• [AIM OF THE EXERCISE]
List all lines of the data that include the string "content".

***** ENTRIES PROVIDED

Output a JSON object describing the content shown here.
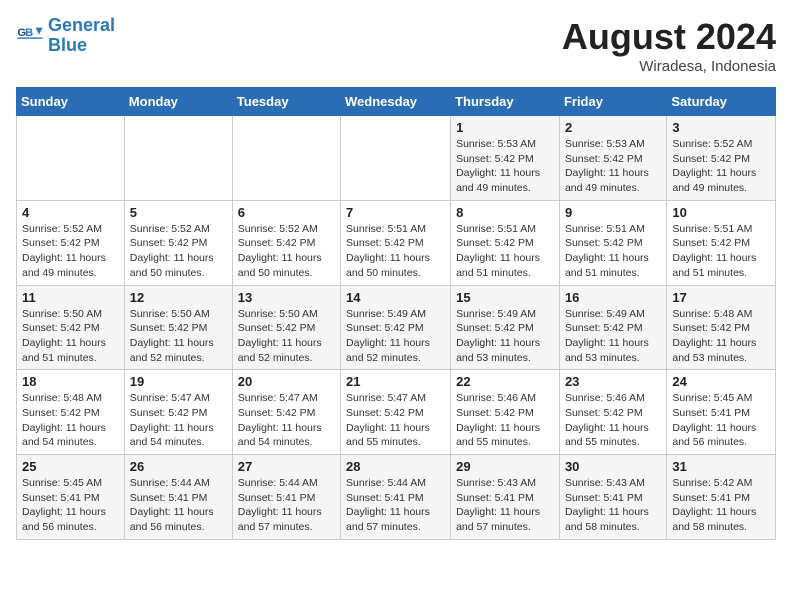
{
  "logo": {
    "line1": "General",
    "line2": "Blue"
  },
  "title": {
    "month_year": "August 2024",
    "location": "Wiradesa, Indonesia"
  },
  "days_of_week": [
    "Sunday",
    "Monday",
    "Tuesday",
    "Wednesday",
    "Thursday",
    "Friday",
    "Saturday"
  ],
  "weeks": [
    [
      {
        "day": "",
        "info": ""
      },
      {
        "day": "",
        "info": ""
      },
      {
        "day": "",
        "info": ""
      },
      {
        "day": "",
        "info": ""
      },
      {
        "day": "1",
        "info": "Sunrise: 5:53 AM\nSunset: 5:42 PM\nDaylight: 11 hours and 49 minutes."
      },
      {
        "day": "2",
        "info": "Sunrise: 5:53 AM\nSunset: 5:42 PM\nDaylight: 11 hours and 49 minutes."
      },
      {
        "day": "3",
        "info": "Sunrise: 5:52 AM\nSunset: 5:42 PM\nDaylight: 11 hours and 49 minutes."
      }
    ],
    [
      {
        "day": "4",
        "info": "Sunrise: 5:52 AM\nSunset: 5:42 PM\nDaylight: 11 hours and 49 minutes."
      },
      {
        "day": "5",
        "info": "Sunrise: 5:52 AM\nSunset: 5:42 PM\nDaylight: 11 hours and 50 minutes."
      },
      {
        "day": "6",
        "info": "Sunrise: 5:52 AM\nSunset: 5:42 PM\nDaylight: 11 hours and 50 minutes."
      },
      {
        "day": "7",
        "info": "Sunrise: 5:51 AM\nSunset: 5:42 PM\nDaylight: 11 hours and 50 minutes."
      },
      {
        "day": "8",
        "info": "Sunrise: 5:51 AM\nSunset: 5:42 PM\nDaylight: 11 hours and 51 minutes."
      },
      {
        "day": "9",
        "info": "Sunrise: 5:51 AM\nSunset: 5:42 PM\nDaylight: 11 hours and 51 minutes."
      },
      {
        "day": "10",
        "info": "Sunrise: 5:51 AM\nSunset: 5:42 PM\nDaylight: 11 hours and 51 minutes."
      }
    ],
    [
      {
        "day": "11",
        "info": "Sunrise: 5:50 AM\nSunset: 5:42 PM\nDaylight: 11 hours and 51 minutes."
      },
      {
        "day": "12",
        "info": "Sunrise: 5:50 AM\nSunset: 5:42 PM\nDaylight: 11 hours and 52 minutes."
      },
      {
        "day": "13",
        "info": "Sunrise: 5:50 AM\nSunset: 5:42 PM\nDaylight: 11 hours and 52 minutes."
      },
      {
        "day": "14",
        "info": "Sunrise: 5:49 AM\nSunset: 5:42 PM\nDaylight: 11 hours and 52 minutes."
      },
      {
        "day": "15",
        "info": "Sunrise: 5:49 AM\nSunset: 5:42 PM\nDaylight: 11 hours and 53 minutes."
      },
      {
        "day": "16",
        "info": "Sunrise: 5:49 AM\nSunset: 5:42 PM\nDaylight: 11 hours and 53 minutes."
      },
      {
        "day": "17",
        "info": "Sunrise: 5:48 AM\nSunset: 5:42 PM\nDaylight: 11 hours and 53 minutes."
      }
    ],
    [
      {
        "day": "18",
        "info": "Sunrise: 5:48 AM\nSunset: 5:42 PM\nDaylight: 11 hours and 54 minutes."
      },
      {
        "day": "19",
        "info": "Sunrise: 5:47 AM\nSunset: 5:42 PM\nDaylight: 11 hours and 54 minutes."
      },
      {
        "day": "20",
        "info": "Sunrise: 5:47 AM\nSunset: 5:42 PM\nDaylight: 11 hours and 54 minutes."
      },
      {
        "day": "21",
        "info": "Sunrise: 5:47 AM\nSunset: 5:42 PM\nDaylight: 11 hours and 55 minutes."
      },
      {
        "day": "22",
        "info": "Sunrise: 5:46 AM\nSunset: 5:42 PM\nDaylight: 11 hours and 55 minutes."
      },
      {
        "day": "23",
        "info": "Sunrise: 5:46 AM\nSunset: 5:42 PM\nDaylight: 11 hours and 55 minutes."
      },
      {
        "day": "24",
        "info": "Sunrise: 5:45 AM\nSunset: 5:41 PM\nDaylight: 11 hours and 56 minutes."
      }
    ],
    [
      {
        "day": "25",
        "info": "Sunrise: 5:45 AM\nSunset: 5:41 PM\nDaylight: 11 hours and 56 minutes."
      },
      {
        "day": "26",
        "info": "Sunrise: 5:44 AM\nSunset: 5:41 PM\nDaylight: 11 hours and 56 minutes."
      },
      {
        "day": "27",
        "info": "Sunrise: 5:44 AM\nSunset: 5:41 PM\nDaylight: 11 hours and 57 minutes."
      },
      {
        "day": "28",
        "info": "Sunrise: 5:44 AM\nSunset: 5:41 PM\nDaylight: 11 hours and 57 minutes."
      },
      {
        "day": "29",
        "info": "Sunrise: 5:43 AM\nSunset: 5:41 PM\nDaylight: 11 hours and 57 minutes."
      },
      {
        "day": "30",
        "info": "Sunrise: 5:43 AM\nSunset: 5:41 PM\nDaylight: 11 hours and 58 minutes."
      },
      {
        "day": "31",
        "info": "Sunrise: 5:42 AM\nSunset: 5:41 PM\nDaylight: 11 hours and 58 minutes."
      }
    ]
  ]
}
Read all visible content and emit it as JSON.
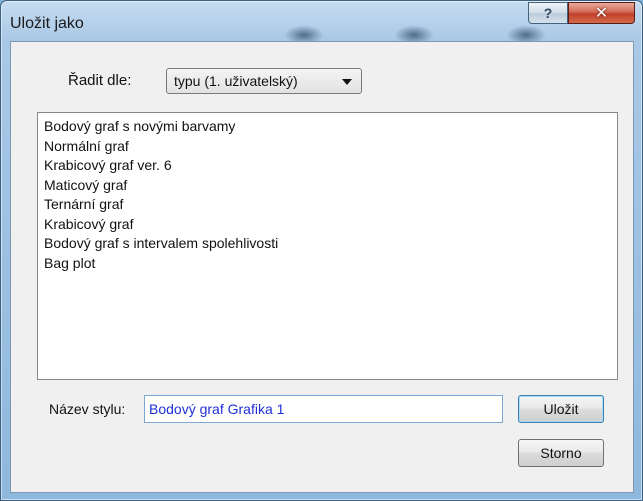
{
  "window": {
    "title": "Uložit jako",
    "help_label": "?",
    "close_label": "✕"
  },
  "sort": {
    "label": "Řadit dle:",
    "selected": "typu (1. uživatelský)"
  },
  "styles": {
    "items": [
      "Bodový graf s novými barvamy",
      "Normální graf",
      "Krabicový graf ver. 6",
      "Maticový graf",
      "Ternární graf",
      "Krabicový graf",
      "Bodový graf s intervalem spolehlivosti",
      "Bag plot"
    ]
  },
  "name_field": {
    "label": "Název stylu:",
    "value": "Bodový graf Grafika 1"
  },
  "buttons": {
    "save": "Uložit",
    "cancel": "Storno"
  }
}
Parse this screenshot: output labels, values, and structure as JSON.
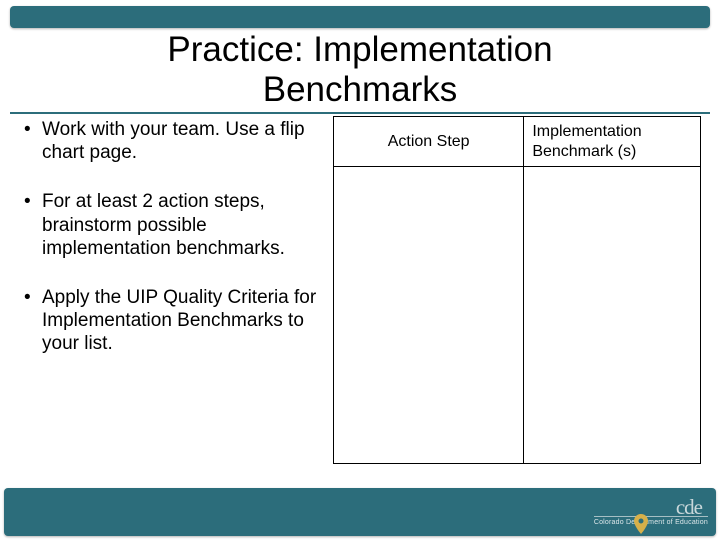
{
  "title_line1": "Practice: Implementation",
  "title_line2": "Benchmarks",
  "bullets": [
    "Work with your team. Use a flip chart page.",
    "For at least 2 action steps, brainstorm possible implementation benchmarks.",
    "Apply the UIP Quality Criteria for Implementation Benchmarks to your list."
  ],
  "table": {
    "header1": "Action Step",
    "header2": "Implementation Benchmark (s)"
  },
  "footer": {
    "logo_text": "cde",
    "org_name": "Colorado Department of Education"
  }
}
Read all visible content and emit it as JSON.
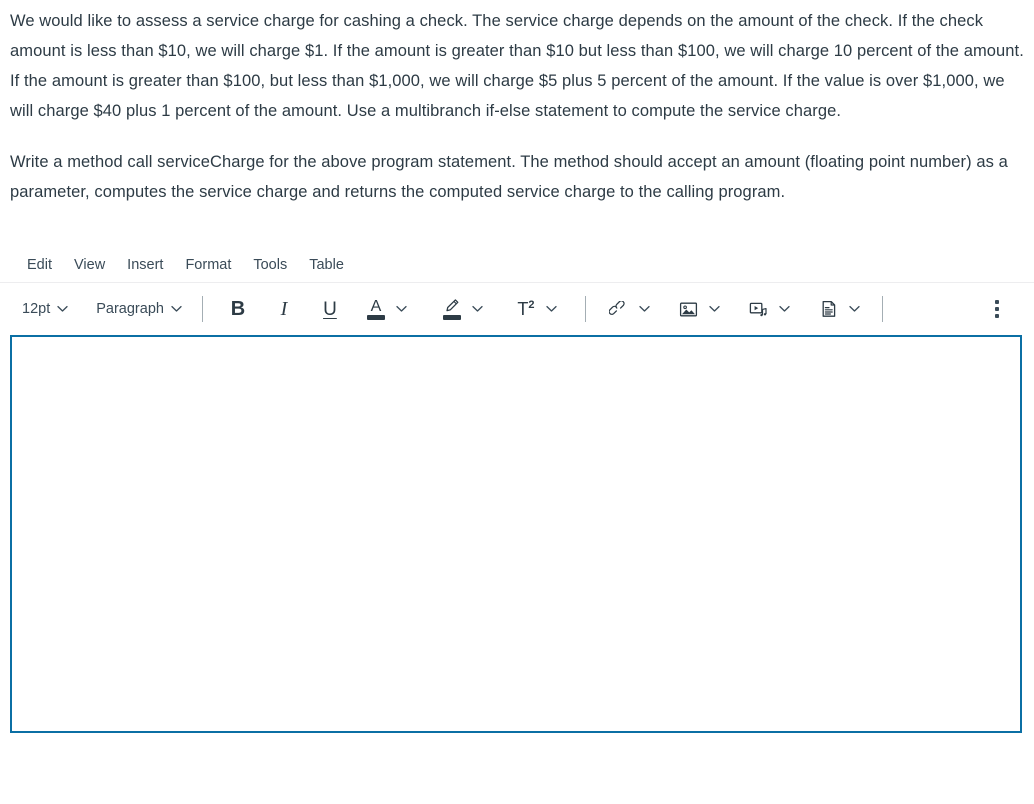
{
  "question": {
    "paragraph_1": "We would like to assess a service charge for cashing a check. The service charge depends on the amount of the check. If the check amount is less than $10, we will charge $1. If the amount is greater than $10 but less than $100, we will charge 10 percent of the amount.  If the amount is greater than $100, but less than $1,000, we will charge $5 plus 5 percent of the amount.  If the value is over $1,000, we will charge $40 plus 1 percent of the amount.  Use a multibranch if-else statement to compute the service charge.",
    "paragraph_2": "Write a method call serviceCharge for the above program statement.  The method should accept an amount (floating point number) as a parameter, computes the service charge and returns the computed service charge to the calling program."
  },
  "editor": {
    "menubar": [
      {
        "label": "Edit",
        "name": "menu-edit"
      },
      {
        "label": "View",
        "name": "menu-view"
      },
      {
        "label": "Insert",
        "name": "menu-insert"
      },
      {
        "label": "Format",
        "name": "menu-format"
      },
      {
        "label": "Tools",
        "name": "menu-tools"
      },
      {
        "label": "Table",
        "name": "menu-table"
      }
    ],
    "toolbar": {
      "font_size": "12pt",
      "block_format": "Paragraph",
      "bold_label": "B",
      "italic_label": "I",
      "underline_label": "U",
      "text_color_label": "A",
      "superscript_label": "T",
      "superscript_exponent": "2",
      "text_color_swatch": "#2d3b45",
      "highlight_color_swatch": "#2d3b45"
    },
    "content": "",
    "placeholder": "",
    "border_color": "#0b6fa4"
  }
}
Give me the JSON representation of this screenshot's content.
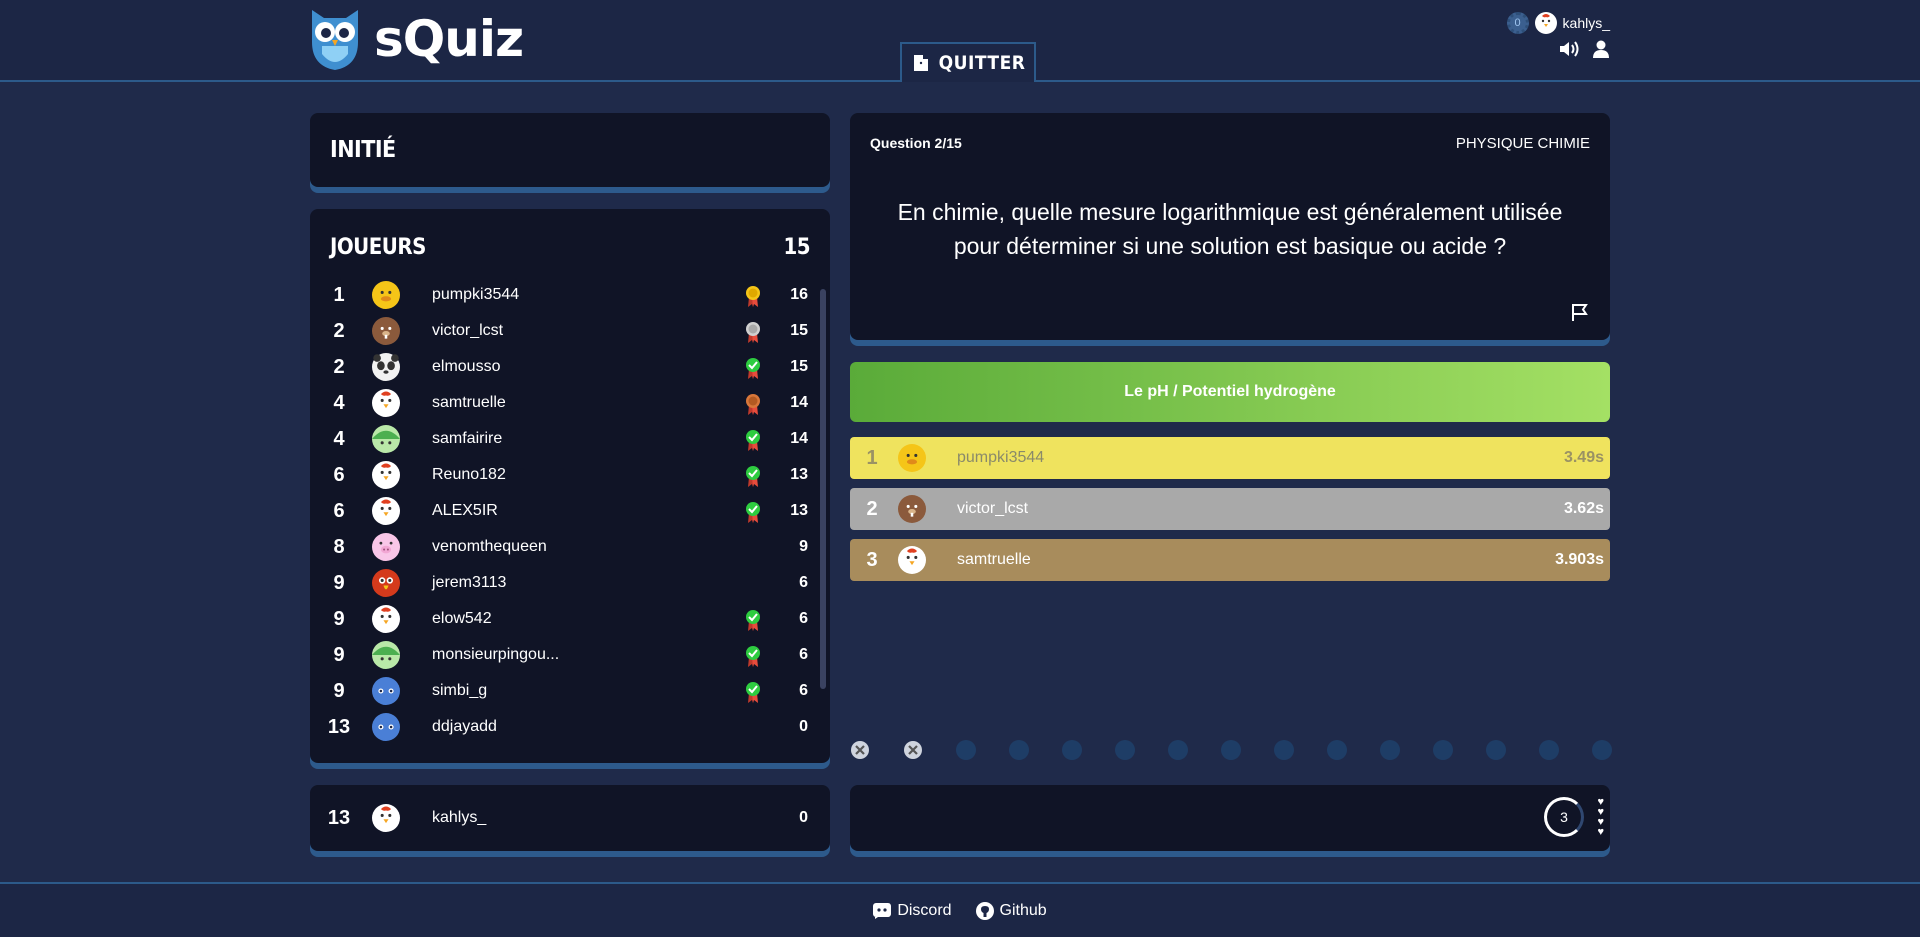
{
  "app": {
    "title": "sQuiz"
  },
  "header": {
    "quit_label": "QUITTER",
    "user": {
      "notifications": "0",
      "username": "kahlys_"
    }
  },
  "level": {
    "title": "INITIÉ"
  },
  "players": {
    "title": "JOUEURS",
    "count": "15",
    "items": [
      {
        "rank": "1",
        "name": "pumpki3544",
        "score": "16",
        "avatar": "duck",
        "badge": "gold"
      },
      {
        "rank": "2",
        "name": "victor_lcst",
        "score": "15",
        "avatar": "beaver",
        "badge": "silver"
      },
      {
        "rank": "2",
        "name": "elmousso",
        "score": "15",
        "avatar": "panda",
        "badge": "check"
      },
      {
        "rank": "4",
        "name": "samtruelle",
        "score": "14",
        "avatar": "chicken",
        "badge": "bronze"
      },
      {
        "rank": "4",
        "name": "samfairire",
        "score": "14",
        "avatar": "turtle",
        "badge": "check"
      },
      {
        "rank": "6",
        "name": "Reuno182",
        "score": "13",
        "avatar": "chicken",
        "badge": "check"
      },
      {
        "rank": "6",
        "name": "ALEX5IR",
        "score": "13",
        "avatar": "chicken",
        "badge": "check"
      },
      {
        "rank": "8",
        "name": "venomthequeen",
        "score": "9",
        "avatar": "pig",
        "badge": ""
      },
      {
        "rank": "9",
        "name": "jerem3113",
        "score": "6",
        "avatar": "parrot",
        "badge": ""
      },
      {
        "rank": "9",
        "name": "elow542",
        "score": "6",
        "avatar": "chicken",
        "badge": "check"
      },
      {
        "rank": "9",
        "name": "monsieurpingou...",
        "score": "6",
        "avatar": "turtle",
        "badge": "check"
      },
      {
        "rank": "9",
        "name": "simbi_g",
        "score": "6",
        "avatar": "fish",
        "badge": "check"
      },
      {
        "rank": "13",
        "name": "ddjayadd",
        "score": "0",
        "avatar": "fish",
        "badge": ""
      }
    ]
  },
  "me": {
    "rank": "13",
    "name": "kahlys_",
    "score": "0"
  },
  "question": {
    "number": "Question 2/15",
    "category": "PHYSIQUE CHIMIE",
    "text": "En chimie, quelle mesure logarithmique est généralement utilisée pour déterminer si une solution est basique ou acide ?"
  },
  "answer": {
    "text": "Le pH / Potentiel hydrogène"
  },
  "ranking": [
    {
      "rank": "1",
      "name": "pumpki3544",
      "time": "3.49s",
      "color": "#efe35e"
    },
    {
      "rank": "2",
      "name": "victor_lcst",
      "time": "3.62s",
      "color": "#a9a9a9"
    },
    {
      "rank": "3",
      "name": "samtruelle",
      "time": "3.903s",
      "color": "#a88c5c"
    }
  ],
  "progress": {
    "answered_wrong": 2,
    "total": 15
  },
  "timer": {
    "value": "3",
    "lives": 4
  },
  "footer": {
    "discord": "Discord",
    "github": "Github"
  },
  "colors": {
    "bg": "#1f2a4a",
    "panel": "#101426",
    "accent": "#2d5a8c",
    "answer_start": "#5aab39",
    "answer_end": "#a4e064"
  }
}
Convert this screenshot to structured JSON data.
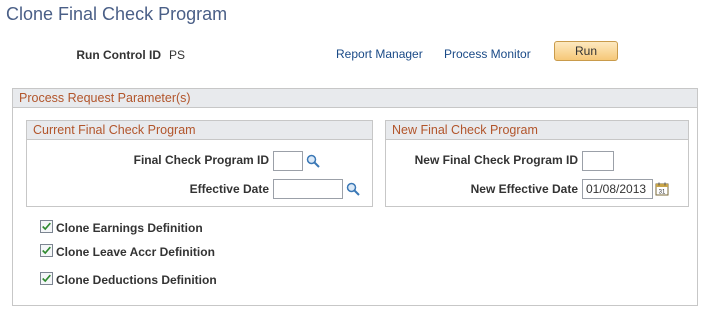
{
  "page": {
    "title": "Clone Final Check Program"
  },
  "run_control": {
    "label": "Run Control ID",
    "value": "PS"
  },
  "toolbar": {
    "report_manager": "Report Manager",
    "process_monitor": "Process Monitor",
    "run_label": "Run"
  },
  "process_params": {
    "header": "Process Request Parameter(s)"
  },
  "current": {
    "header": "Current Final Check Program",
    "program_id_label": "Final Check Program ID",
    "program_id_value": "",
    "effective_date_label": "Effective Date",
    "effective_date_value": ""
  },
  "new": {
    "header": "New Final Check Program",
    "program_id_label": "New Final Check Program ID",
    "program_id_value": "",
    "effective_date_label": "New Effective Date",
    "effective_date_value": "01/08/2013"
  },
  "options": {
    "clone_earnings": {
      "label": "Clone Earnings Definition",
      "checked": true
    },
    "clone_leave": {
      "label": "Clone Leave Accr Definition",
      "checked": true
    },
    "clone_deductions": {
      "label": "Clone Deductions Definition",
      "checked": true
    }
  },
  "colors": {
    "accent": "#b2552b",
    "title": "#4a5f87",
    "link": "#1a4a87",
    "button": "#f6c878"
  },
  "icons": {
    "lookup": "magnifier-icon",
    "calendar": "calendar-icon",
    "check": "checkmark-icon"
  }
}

**********

• [WRITTEN SOLUTION]
Output a JSON object describing the content shown here.
Read all visible content and emit it as JSON.
Read all visible content and emit it as JSON.
    "content": "",
Give me the JSON representation of this screenshot's content.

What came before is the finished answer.